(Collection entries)
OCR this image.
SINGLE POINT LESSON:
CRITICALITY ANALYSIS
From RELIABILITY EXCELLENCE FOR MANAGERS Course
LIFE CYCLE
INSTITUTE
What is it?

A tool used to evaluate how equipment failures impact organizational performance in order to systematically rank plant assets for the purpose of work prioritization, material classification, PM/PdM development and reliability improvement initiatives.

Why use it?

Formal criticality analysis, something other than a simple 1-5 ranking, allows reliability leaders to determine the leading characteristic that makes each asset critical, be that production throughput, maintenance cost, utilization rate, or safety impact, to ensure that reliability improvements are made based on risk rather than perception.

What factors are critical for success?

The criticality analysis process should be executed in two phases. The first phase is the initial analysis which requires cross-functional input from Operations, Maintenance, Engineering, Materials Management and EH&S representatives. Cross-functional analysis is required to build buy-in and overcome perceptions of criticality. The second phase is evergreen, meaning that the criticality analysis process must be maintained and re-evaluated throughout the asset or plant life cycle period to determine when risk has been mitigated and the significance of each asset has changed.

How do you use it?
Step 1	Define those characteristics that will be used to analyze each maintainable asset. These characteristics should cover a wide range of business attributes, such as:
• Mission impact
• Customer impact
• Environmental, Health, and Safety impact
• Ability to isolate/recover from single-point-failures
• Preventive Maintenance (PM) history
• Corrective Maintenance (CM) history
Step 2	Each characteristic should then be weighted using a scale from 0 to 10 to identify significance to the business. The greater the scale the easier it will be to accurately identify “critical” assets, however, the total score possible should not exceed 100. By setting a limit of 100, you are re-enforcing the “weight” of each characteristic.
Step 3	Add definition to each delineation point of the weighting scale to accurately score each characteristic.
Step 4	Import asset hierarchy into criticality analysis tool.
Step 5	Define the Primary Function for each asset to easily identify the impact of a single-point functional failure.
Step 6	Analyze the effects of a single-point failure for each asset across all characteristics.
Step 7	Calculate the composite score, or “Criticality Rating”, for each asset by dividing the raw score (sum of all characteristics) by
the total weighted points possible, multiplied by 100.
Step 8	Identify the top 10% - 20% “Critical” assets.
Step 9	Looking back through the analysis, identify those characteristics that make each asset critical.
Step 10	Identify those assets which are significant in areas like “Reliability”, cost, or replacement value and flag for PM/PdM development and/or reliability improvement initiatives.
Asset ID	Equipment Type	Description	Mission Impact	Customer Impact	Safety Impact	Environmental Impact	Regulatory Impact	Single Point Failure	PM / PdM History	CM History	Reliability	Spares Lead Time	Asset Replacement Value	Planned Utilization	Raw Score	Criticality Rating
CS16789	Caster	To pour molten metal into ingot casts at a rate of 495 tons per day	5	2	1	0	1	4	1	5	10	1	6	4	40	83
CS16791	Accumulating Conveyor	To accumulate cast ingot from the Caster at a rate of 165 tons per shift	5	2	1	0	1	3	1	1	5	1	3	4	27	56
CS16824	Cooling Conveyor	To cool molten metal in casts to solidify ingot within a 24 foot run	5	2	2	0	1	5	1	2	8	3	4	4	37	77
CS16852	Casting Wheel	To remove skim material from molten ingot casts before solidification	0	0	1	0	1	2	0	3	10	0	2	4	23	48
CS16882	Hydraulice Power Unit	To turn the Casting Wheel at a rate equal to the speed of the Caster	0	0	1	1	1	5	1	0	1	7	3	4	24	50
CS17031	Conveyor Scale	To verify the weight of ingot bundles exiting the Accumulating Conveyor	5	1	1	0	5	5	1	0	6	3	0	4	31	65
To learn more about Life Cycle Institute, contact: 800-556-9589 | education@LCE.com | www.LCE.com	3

> Work required: The full set of records should be duplicated exactly.

> Answer for the task:
OCR this image.
SINGLE POINT LESSON:
CRITICALITY ANALYSIS
From RELIABILITY EXCELLENCE FOR MANAGERS Course
LIFE CYCLE
INSTITUTE
What is it?

A tool used to evaluate how equipment failures impact organizational performance in order to systematically rank plant assets for the purpose of work prioritization, material classification, PM/PdM development and reliability improvement initiatives.

Why use it?

Formal criticality analysis, something other than a simple 1-5 ranking, allows reliability leaders to determine the leading characteristic that makes each asset critical, be that production throughput, maintenance cost, utilization rate, or safety impact, to ensure that reliability improvements are made based on risk rather than perception.

What factors are critical for success?

The criticality analysis process should be executed in two phases. The first phase is the initial analysis which requires cross-functional input from Operations, Maintenance, Engineering, Materials Management and EH&S representatives. Cross-functional analysis is required to build buy-in and overcome perceptions of criticality. The second phase is evergreen, meaning that the criticality analysis process must be maintained and re-evaluated throughout the asset or plant life cycle period to determine when risk has been mitigated and the significance of each asset has changed.

How do you use it?
Step 1	Define those characteristics that will be used to analyze each maintainable asset. These characteristics should cover a wide range of business attributes, such as:
• Mission impact
• Customer impact
• Environmental, Health, and Safety impact
• Ability to isolate/recover from single-point-failures
• Preventive Maintenance (PM) history
• Corrective Maintenance (CM) history
Step 2	Each characteristic should then be weighted using a scale from 0 to 10 to identify significance to the business. The greater the scale the easier it will be to accurately identify “critical” assets, however, the total score possible should not exceed 100. By setting a limit of 100, you are re-enforcing the “weight” of each characteristic.
Step 3	Add definition to each delineation point of the weighting scale to accurately score each characteristic.
Step 4	Import asset hierarchy into criticality analysis tool.
Step 5	Define the Primary Function for each asset to easily identify the impact of a single-point functional failure.
Step 6	Analyze the effects of a single-point failure for each asset across all characteristics.
Step 7	Calculate the composite score, or “Criticality Rating”, for each asset by dividing the raw score (sum of all characteristics) by
the total weighted points possible, multiplied by 100.
Step 8	Identify the top 10% - 20% “Critical” assets.
Step 9	Looking back through the analysis, identify those characteristics that make each asset critical.
Step 10	Identify those assets which are significant in areas like “Reliability”, cost, or replacement value and flag for PM/PdM development and/or reliability improvement initiatives.
Asset ID	Equipment Type	Description	Mission Impact	Customer Impact	Safety Impact	Environmental Impact	Regulatory Impact	Single Point Failure	PM / PdM History	CM History	Reliability	Spares Lead Time	Asset Replacement Value	Planned Utilization	Raw Score	Criticality Rating
CS16789	Caster	To pour molten metal into ingot casts at a rate of 495 tons per day	5	2	1	0	1	4	1	5	10	1	6	4	40	83
CS16791	Accumulating Conveyor	To accumulate cast ingot from the Caster at a rate of 165 tons per shift	5	2	1	0	1	3	1	1	5	1	3	4	27	56
CS16824	Cooling Conveyor	To cool molten metal in casts to solidify ingot within a 24 foot run	5	2	2	0	1	5	1	2	8	3	4	4	37	77
CS16852	Casting Wheel	To remove skim material from molten ingot casts before solidification	0	0	1	0	1	2	0	3	10	0	2	4	23	48
CS16882	Hydraulice Power Unit	To turn the Casting Wheel at a rate equal to the speed of the Caster	0	0	1	1	1	5	1	0	1	7	3	4	24	50
CS17031	Conveyor Scale	To verify the weight of ingot bundles exiting the Accumulating Conveyor	5	1	1	0	5	5	1	0	6	3	0	4	31	65
To learn more about Life Cycle Institute, contact: 800-556-9589 | education@LCE.com | www.LCE.com	3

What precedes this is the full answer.